> _Task_:
Go through the entries below and copy each line containing the word "paró".

Data entries
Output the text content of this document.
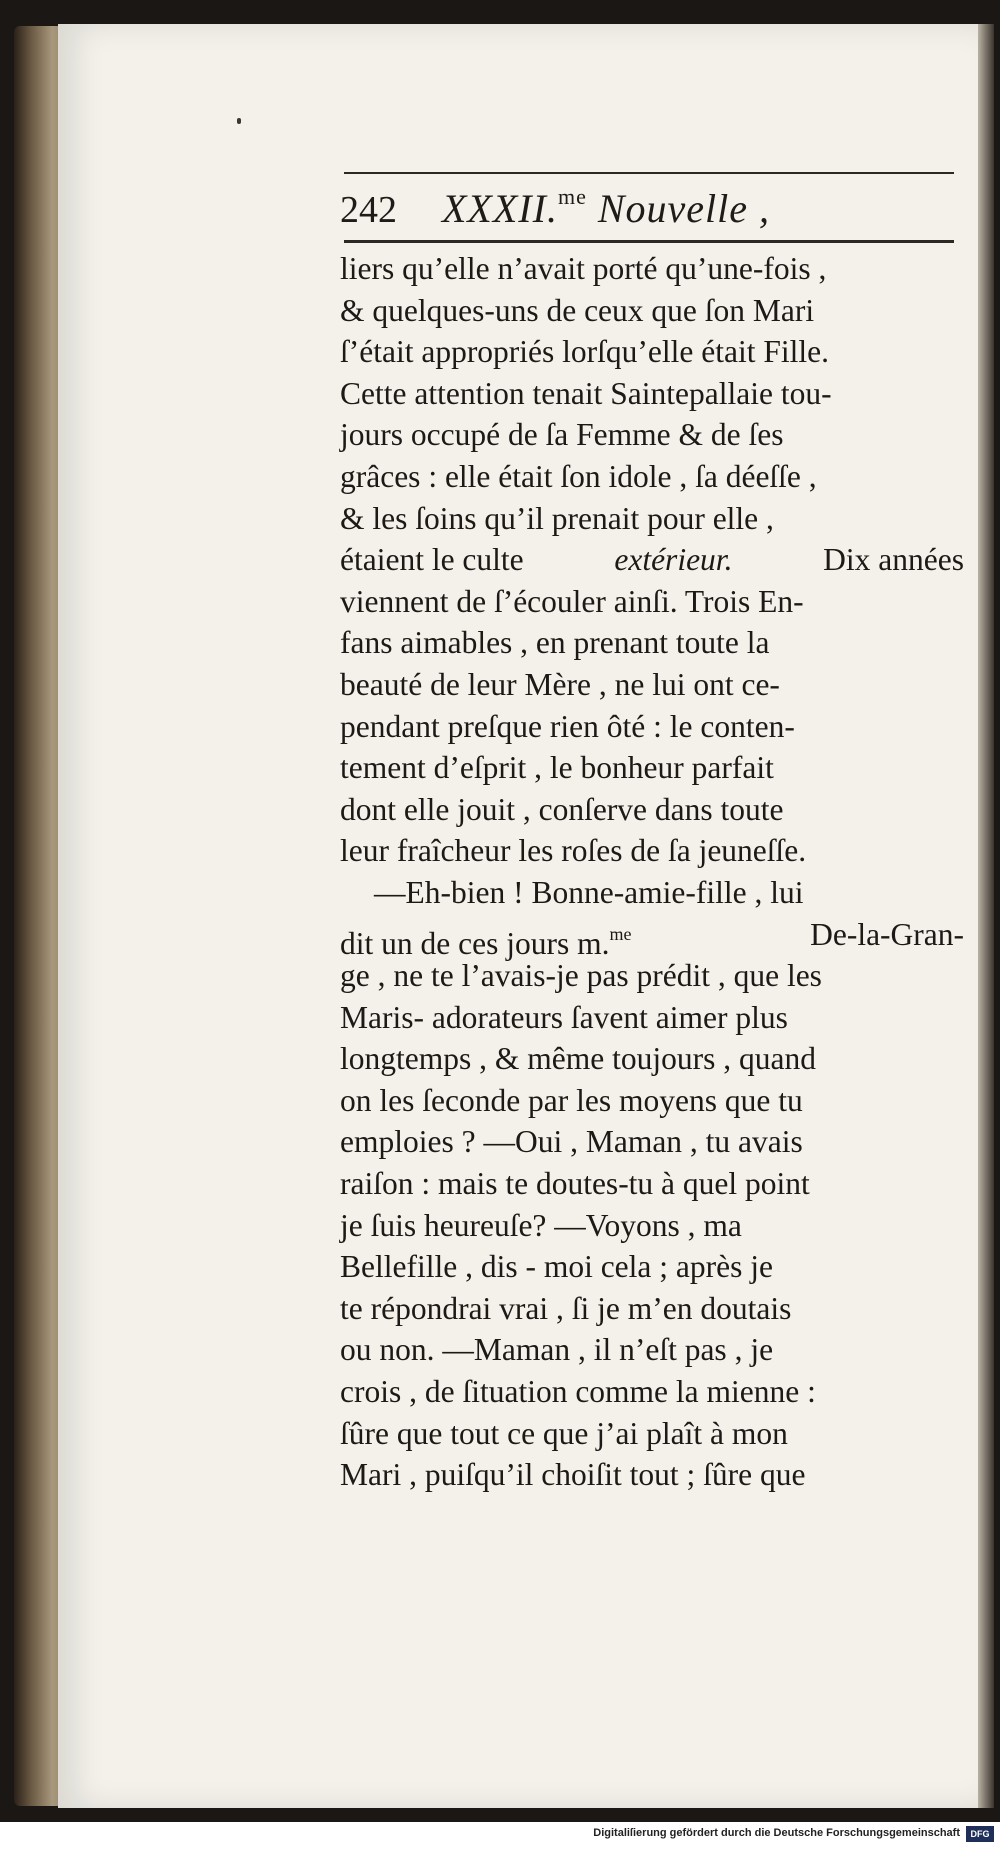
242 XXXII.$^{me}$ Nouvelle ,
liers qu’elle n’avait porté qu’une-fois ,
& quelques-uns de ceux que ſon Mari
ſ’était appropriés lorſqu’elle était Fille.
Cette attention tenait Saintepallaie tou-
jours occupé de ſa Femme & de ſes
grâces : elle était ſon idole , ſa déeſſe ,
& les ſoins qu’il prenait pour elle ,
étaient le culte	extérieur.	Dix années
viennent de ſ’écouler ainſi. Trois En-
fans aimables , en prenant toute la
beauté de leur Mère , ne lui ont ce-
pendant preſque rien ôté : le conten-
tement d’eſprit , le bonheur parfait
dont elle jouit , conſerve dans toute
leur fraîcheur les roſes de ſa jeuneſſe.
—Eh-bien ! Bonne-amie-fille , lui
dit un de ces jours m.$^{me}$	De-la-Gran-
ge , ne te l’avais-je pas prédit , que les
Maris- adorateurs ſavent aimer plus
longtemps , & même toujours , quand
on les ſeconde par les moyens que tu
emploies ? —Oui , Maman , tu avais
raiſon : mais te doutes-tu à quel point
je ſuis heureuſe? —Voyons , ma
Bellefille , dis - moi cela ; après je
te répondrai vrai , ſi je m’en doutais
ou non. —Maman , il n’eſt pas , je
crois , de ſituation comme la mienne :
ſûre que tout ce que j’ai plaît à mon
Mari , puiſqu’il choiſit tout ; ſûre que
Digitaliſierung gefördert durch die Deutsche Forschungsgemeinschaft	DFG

--

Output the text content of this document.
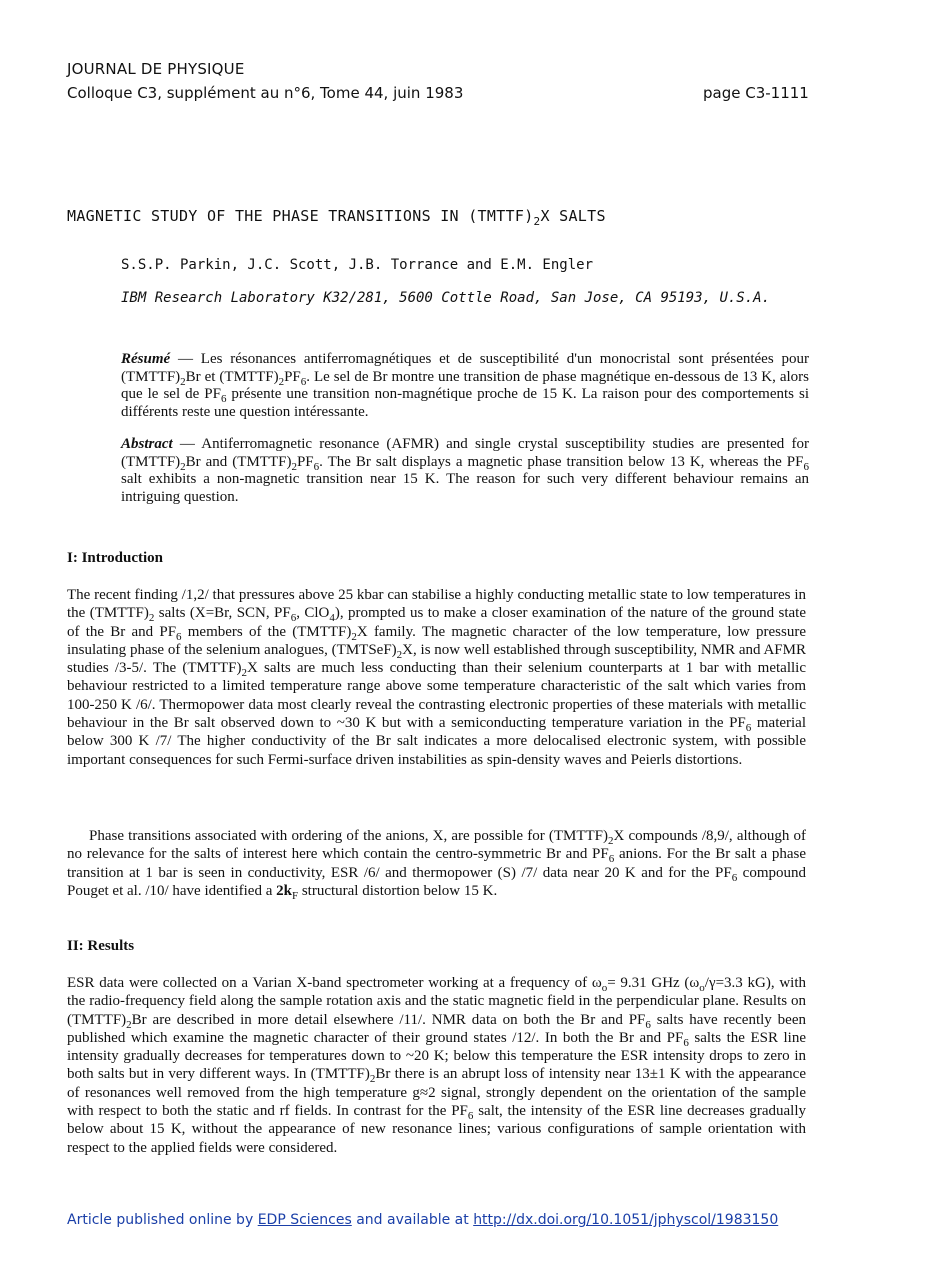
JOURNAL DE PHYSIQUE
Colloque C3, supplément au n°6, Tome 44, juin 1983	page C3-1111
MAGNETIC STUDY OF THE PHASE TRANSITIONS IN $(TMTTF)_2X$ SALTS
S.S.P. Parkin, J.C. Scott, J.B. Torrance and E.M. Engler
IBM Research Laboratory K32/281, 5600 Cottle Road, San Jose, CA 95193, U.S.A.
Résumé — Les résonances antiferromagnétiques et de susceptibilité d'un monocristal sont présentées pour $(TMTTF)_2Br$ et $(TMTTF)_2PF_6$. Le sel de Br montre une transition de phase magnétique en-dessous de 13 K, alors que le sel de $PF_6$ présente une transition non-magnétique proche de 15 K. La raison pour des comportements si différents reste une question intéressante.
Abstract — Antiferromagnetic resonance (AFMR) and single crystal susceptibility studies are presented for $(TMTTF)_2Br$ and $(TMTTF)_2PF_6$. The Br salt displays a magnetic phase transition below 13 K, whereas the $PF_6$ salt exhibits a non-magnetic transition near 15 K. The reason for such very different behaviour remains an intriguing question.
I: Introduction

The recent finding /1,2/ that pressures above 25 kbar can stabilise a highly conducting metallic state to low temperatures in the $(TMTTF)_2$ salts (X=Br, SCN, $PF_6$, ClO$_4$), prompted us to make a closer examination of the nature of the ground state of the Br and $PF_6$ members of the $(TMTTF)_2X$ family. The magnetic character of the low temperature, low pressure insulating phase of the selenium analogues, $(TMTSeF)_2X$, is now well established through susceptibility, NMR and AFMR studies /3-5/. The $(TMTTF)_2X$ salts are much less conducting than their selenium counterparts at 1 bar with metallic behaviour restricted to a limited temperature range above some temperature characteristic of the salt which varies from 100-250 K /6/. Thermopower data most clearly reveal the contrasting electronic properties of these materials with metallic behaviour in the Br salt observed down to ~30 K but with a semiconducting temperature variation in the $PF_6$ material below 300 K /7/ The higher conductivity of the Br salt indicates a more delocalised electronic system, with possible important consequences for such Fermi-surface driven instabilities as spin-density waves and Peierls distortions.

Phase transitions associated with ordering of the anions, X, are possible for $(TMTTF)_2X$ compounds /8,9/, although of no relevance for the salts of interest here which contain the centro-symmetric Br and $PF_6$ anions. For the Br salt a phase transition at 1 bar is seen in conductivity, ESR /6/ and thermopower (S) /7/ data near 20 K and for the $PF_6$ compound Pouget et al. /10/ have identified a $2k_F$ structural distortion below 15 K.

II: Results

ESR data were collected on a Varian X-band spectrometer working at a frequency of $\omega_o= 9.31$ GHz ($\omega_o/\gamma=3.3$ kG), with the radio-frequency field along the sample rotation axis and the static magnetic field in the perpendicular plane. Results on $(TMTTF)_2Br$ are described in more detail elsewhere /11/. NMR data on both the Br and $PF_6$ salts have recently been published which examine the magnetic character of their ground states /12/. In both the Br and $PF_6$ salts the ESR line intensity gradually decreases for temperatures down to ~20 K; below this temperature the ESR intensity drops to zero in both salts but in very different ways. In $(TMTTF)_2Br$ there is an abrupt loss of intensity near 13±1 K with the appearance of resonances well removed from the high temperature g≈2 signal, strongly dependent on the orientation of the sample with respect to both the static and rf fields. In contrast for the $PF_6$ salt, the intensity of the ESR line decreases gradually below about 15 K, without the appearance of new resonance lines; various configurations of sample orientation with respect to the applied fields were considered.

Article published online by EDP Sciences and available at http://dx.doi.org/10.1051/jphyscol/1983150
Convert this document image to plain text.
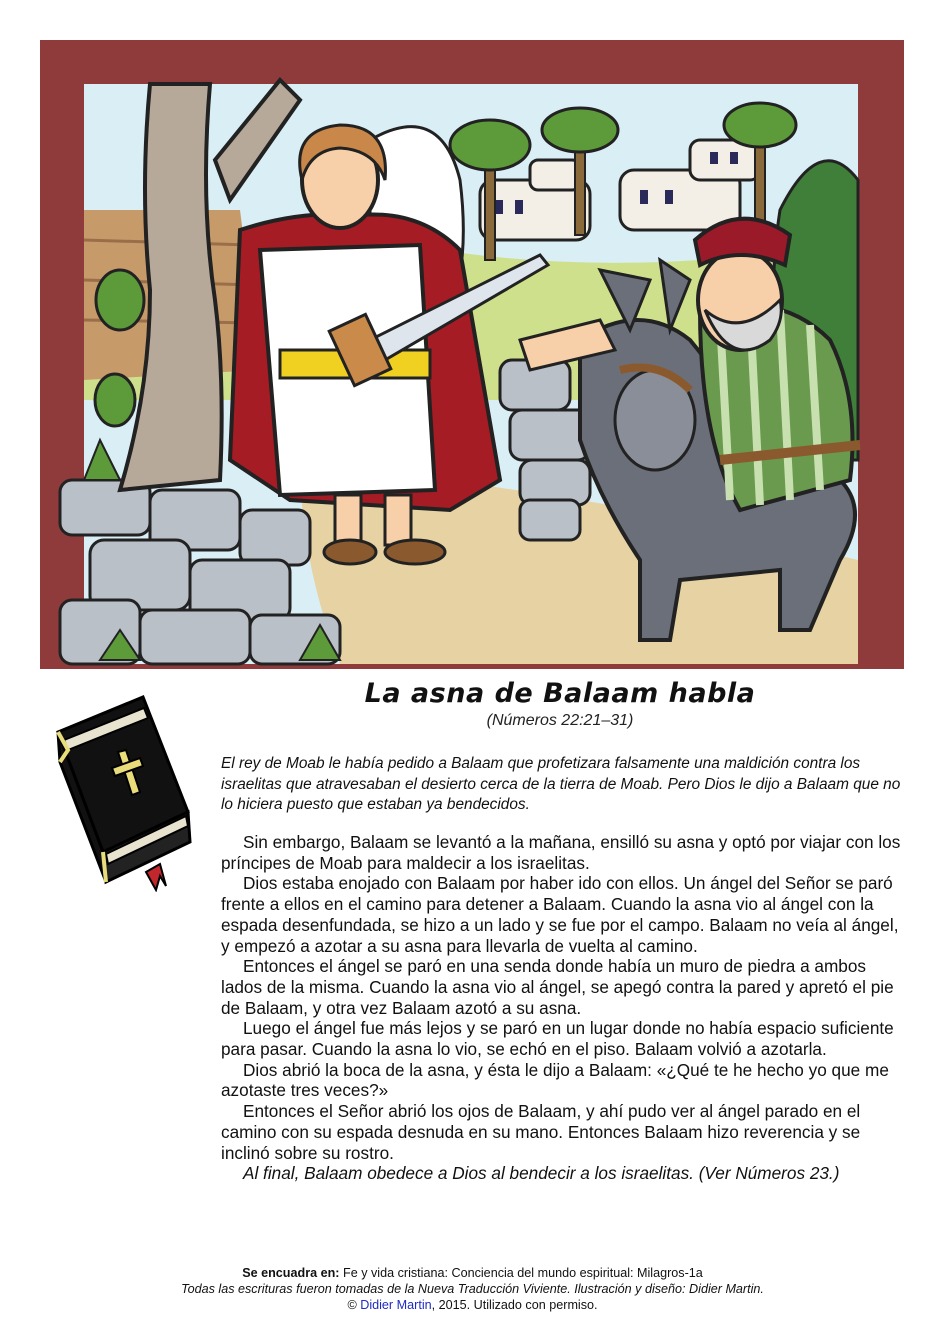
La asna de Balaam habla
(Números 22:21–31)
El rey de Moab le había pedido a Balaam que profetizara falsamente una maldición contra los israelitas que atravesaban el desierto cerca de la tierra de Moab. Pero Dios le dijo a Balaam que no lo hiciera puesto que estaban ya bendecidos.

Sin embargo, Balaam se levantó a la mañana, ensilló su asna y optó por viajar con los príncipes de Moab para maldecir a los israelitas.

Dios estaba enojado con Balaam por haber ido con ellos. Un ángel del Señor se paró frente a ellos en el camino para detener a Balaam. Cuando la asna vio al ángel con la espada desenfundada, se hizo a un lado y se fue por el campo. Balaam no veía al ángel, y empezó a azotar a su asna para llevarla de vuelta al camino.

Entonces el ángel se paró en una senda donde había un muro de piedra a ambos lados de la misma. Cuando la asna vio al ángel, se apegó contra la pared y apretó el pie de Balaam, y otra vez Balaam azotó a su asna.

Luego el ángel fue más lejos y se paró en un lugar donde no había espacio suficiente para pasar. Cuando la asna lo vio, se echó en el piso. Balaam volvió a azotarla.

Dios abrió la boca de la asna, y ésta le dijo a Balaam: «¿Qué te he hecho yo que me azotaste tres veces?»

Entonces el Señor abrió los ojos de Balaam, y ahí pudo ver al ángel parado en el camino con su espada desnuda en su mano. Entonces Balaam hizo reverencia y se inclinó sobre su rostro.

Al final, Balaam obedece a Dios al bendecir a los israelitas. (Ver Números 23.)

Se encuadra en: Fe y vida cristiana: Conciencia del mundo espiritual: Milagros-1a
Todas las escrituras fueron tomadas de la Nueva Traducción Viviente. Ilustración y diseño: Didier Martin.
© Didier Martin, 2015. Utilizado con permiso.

...

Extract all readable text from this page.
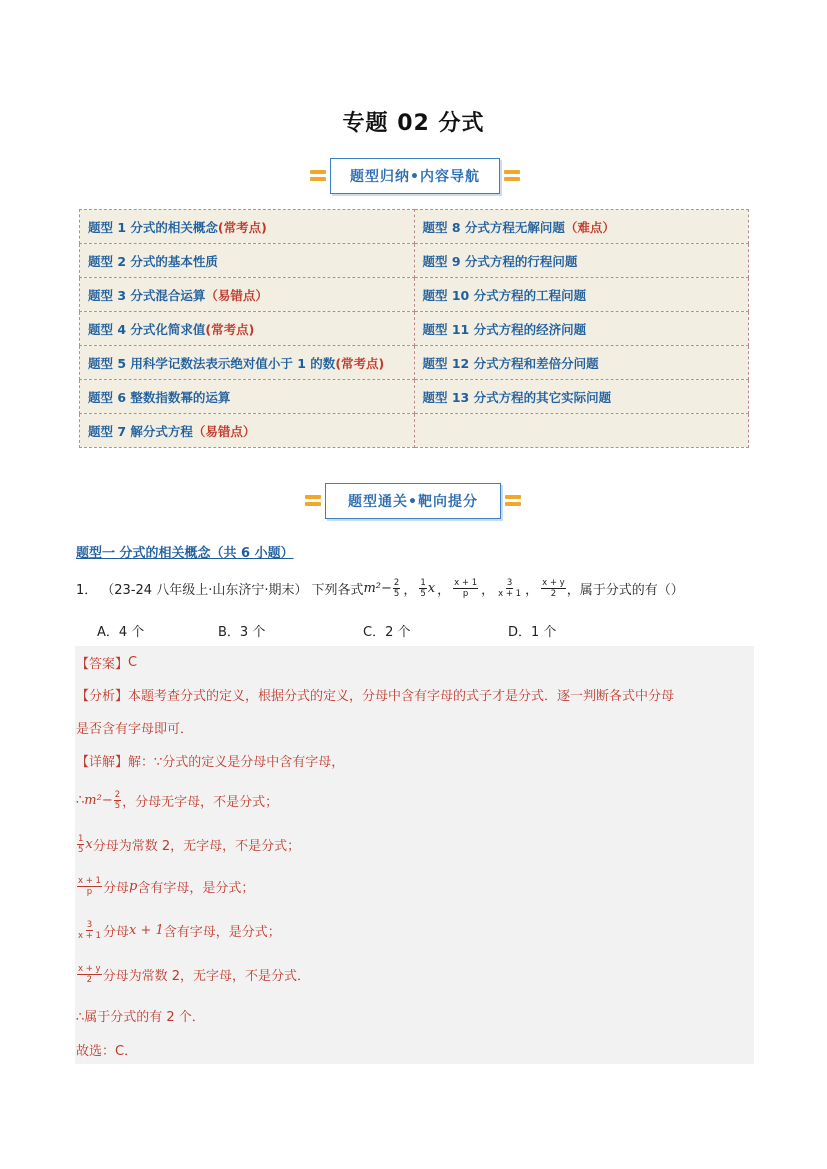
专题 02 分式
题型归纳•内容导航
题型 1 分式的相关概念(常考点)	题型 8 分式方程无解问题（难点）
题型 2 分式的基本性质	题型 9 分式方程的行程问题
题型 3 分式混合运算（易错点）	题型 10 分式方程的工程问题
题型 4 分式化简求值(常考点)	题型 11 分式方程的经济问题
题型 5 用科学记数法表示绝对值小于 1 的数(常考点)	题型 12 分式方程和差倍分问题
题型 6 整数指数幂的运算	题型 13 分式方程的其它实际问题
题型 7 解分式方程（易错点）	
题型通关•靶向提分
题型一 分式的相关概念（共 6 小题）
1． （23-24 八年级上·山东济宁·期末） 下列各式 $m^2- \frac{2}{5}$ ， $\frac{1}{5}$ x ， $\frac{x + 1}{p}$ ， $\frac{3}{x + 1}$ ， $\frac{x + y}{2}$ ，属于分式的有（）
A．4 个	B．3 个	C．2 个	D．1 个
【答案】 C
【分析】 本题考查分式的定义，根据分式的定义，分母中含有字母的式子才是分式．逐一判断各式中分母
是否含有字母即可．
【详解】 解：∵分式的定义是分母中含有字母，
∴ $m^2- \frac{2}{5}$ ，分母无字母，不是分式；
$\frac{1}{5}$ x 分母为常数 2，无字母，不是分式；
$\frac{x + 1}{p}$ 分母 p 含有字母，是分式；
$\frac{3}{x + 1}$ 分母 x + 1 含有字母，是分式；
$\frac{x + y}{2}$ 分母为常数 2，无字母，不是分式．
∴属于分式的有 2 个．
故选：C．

> _Final result_:
Dios estaba enojado con Balaam por haber ido con ellos. Un ángel del Señor se paró frente a ellos en el camino para detener a Balaam. Cuando la asna vio al ángel con la espada desenfundada, se hizo a un lado y se fue por el campo. Balaam no veía al ángel, y empezó a azotar a su asna para llevarla de vuelta al camino.
Entonces el ángel se paró en una senda donde había un muro de piedra a ambos lados de la misma. Cuando la asna vio al ángel, se apegó contra la pared y apretó el pie de Balaam, y otra vez Balaam azotó a su asna.
Luego el ángel fue más lejos y se paró en un lugar donde no había espacio suficiente para pasar. Cuando la asna lo vio, se echó en el piso. Balaam volvió a azotarla.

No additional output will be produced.